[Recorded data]
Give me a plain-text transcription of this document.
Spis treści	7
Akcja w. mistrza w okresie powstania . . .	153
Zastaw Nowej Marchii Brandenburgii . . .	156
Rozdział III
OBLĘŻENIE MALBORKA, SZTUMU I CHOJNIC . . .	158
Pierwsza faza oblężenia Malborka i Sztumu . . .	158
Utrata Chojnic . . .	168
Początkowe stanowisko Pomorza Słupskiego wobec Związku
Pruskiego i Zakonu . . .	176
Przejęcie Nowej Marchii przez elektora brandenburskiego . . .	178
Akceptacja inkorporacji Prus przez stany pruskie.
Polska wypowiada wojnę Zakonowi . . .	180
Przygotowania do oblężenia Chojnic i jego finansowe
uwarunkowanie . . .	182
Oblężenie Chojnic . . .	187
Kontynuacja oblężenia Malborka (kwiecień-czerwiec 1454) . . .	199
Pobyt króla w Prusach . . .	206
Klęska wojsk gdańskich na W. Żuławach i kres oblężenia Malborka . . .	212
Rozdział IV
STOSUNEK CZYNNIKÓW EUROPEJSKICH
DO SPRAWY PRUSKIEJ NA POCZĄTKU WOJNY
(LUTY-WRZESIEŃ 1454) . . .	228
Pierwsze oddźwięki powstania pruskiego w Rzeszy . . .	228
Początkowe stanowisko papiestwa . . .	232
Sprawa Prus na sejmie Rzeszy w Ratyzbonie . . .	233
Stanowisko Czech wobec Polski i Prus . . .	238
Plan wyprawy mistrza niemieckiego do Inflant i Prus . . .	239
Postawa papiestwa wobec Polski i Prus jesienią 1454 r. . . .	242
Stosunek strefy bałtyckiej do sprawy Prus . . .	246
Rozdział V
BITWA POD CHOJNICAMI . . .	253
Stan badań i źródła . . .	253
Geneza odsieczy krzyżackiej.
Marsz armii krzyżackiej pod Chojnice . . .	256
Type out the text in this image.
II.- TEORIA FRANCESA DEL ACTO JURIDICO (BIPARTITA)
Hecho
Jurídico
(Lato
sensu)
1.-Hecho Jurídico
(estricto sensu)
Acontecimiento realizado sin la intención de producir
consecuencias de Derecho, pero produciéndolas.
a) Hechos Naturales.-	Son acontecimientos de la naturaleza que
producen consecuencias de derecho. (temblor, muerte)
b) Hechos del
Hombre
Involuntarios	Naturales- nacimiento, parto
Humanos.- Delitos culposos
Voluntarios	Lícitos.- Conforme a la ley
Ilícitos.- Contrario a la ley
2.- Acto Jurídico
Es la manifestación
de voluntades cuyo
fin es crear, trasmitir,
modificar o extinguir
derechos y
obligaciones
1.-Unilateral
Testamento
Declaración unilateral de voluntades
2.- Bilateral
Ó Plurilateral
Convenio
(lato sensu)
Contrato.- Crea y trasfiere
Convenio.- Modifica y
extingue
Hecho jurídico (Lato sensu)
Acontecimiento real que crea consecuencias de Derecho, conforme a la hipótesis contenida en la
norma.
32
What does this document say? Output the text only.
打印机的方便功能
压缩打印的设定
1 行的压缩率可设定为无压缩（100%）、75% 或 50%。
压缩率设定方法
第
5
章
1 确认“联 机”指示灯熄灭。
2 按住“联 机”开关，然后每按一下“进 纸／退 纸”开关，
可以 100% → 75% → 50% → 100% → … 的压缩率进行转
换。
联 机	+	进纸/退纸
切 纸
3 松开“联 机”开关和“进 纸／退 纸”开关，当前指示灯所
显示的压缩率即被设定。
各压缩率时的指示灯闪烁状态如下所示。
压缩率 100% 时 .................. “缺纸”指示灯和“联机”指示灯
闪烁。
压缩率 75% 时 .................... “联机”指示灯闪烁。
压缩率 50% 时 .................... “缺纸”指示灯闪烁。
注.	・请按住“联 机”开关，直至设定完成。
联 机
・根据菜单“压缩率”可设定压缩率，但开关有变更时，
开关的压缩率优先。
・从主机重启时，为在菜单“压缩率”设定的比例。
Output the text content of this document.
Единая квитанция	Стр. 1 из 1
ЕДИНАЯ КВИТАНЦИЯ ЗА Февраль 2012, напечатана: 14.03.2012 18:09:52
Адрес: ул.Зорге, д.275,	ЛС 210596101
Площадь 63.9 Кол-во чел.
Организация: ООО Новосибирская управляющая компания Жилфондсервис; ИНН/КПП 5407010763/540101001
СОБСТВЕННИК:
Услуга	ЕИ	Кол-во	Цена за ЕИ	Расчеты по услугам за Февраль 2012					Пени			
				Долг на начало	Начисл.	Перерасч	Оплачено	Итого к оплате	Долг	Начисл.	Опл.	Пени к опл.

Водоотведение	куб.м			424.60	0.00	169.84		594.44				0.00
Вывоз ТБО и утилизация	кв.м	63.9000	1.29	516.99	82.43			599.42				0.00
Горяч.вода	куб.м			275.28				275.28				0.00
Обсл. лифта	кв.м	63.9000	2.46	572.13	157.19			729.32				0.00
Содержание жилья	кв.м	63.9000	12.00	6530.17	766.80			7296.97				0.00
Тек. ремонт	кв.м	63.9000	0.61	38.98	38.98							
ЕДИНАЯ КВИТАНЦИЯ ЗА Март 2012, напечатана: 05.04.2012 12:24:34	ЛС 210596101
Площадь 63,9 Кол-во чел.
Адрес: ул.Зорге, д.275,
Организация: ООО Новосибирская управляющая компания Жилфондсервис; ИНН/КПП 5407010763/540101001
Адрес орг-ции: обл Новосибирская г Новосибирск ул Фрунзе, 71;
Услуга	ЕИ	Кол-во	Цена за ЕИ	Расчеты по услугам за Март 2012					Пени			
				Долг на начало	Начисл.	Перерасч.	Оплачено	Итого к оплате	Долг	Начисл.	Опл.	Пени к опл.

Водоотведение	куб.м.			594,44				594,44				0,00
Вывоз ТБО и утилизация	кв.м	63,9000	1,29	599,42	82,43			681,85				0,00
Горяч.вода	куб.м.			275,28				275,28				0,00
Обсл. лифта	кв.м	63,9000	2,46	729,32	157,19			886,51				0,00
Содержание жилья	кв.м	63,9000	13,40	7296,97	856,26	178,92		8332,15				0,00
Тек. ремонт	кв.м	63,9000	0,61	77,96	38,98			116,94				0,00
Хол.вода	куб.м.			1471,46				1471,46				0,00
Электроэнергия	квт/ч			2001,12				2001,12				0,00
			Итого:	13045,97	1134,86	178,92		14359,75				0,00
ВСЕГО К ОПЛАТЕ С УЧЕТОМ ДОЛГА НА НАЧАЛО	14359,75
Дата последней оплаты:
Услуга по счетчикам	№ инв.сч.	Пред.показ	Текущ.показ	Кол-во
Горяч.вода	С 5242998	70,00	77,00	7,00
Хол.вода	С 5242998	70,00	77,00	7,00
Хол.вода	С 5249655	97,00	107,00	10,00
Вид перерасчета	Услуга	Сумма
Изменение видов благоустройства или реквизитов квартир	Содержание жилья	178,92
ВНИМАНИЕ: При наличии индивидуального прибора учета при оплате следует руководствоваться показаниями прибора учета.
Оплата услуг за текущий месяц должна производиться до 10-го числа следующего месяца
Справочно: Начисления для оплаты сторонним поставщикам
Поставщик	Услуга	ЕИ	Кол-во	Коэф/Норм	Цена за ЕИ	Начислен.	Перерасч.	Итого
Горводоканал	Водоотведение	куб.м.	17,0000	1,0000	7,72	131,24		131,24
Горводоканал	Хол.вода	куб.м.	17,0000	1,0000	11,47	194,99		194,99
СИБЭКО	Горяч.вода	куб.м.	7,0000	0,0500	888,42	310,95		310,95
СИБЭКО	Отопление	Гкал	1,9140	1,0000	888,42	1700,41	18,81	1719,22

--- GOAL ---
Show every line where the string "this" appears.

--- SOLUTION BELOW ---
Give me a plain-text transcription of this document.
Type out the text in this image.
What does this document say? Output the text only.
Output the text content of this document.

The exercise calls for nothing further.